━━━━━ Data shown ━━━━━
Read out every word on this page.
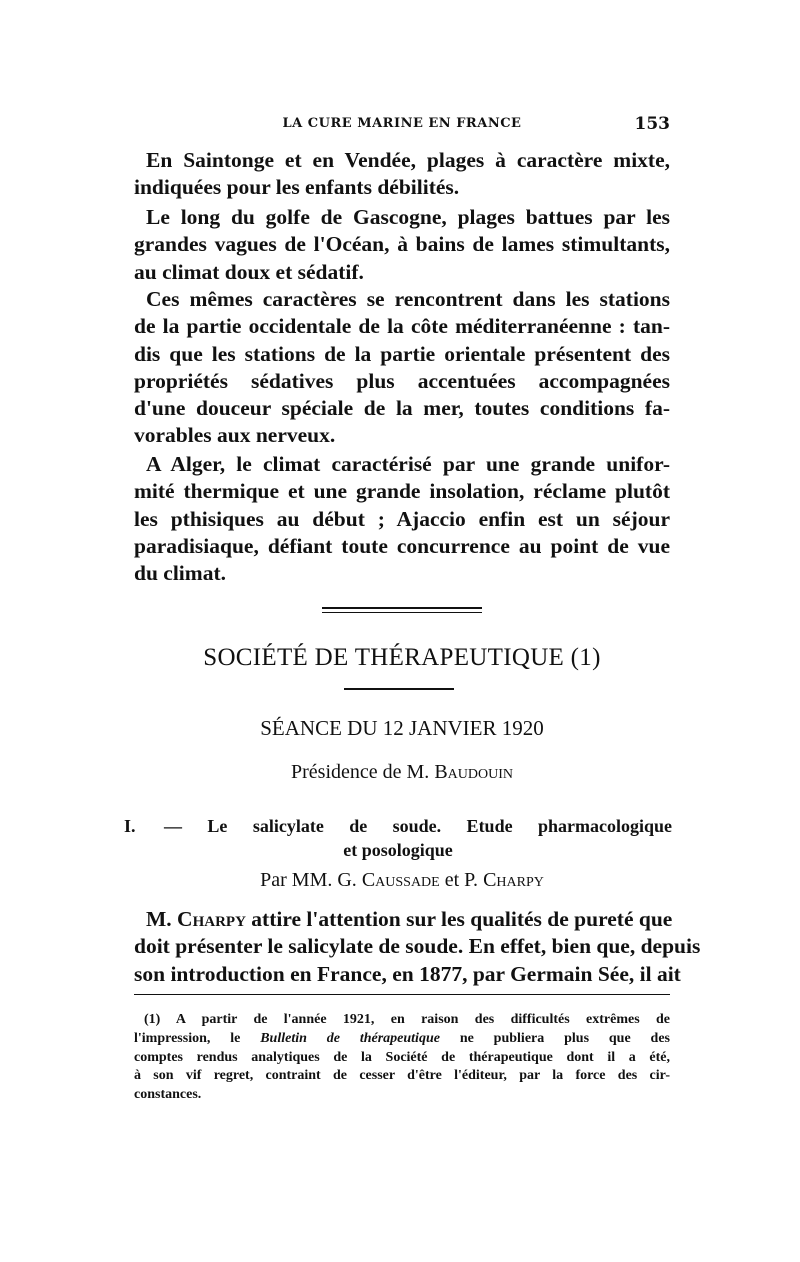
LA CURE MARINE EN FRANCE	153
En Saintonge et en Vendée, plages à caractère mixte,
indiquées pour les enfants débilités.
Le long du golfe de Gascogne, plages battues par les
grandes vagues de l'Océan, à bains de lames stimultants,
au climat doux et sédatif.
Ces mêmes caractères se rencontrent dans les stations
de la partie occidentale de la côte méditerranéenne : tan-
dis que les stations de la partie orientale présentent des
propriétés sédatives plus accentuées accompagnées
d'une douceur spéciale de la mer, toutes conditions fa-
vorables aux nerveux.
A Alger, le climat caractérisé par une grande unifor-
mité thermique et une grande insolation, réclame plutôt
les pthisiques au début ; Ajaccio enfin est un séjour
paradisiaque, défiant toute concurrence au point de vue
du climat.
SOCIÉTÉ DE THÉRAPEUTIQUE (1)
SÉANCE DU 12 JANVIER 1920
Présidence de M. Baudouin
I. — Le salicylate de soude. Etude pharmacologique
et posologique
Par MM. G. Caussade et P. Charpy
M. Charpy attire l'attention sur les qualités de pureté que
doit présenter le salicylate de soude. En effet, bien que, depuis
son introduction en France, en 1877, par Germain Sée, il ait
(1) A partir de l'année 1921, en raison des difficultés extrêmes de
l'impression, le Bulletin de thérapeutique ne publiera plus que des
comptes rendus analytiques de la Société de thérapeutique dont il a été,
à son vif regret, contraint de cesser d'être l'éditeur, par la force des cir-
constances.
━━━━━
Copy each line of the listing that holds the word "soude".

I. — Le salicylate de soude. Etude pharmacologique
doit présenter le salicylate de soude. En effet, bien que, depuis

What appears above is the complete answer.